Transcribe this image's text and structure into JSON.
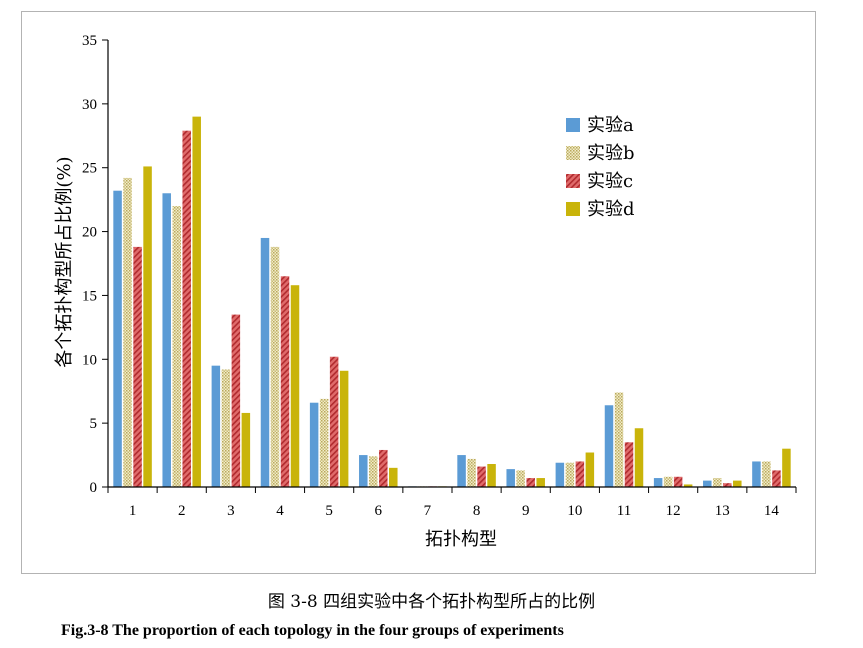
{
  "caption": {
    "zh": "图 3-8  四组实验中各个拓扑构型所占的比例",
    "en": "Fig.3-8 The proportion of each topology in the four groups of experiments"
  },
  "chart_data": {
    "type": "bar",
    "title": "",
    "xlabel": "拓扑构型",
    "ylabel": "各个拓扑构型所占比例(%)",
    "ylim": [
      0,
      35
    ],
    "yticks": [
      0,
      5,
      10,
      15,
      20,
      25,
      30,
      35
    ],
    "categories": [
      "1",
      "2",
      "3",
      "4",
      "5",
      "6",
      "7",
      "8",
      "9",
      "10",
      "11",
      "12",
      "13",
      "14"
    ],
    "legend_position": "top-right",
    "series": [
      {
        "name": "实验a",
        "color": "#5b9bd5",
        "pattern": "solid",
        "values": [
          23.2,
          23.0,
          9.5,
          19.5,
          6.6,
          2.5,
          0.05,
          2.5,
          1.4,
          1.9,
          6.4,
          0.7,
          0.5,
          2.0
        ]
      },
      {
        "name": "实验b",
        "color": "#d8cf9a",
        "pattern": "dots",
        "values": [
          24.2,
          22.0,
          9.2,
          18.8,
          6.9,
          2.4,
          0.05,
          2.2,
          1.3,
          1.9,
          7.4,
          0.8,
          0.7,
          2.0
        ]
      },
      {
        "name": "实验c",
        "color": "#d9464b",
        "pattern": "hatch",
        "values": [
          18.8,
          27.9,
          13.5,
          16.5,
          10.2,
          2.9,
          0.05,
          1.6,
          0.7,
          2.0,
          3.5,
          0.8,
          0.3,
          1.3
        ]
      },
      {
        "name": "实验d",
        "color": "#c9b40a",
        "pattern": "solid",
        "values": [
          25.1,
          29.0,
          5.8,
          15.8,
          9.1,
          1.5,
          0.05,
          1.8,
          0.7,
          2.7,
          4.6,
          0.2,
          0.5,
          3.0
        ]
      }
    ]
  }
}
--
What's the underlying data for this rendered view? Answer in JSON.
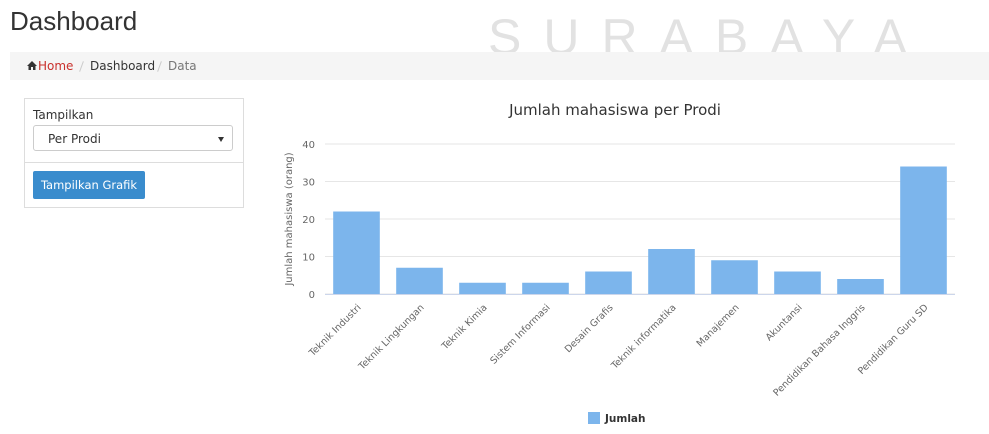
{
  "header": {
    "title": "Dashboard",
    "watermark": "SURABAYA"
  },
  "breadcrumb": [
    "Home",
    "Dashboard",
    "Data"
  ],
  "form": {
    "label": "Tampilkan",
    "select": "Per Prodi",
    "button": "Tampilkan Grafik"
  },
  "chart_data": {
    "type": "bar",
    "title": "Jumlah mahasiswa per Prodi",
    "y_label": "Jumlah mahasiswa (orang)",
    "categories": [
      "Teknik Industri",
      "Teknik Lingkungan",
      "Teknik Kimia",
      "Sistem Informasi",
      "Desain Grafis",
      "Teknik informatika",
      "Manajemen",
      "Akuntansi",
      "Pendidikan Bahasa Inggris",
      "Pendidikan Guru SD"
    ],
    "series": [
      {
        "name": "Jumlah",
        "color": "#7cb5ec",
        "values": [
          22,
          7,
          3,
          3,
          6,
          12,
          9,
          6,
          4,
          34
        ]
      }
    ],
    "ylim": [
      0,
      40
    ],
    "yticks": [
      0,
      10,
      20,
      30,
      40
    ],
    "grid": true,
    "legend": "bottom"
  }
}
---
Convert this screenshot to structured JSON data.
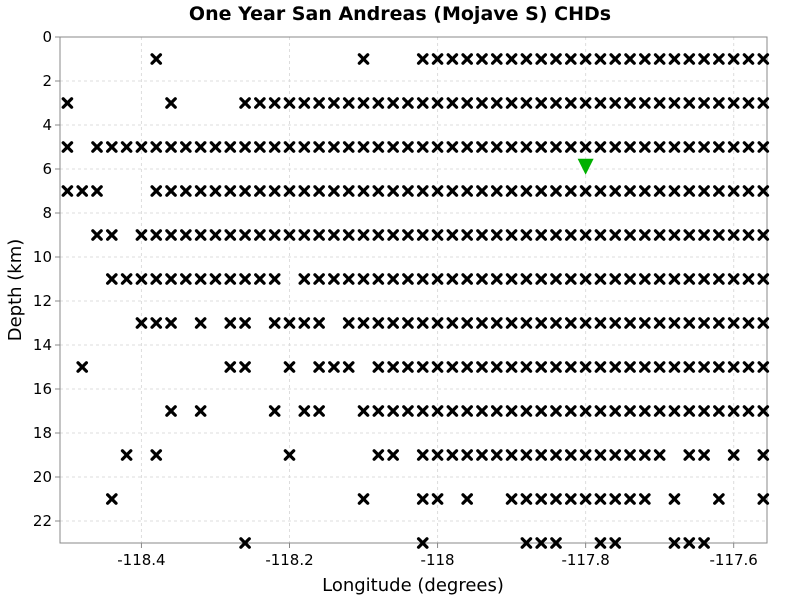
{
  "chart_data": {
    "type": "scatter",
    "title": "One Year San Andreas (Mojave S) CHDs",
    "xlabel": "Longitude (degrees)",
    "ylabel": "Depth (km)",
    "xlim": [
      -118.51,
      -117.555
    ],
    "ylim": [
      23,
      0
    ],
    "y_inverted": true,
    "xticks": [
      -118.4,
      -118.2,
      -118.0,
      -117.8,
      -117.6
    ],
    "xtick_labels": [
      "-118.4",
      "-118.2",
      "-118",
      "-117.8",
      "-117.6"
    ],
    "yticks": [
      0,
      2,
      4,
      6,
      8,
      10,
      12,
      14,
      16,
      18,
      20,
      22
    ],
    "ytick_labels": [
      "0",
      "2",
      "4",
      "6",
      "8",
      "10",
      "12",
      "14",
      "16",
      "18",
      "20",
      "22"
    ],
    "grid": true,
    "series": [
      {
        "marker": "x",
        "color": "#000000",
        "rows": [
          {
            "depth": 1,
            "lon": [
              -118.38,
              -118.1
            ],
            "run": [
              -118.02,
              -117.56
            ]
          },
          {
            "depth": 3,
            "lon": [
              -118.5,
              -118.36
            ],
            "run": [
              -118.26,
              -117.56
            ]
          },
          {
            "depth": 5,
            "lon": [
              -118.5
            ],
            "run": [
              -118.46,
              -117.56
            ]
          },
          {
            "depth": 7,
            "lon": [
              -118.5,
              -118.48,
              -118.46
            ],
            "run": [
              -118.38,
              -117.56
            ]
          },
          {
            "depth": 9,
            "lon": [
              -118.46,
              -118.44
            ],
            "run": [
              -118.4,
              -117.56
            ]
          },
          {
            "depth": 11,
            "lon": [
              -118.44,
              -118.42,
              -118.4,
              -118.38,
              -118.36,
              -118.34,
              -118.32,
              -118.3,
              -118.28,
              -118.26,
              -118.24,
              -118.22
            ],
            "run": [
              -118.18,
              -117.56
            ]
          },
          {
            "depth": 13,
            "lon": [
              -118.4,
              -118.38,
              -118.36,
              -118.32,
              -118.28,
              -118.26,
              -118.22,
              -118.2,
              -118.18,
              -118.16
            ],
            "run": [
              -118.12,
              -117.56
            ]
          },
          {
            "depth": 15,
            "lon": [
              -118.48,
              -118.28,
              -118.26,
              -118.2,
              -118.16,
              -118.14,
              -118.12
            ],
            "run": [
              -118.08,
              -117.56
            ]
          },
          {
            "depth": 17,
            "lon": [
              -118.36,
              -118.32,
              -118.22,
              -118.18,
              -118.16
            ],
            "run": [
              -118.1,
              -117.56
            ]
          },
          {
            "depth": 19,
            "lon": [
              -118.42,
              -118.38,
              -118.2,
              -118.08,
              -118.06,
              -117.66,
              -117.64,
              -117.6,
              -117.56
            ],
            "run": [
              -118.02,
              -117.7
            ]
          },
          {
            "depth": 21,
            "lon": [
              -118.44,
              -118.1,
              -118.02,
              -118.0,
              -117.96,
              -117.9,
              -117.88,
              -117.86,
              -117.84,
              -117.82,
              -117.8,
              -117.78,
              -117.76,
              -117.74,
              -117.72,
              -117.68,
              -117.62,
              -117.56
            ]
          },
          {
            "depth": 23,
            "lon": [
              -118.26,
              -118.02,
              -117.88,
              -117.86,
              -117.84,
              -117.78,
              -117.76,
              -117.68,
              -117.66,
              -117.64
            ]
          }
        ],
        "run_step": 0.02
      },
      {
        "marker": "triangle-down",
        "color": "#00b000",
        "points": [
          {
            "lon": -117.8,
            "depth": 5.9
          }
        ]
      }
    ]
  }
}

• [Task requirements] From the listing above, copy all lines holding the word "Pendidikan".

• [Output]
      "Pendidikan Bahasa Inggris",
      "Pendidikan Guru SD"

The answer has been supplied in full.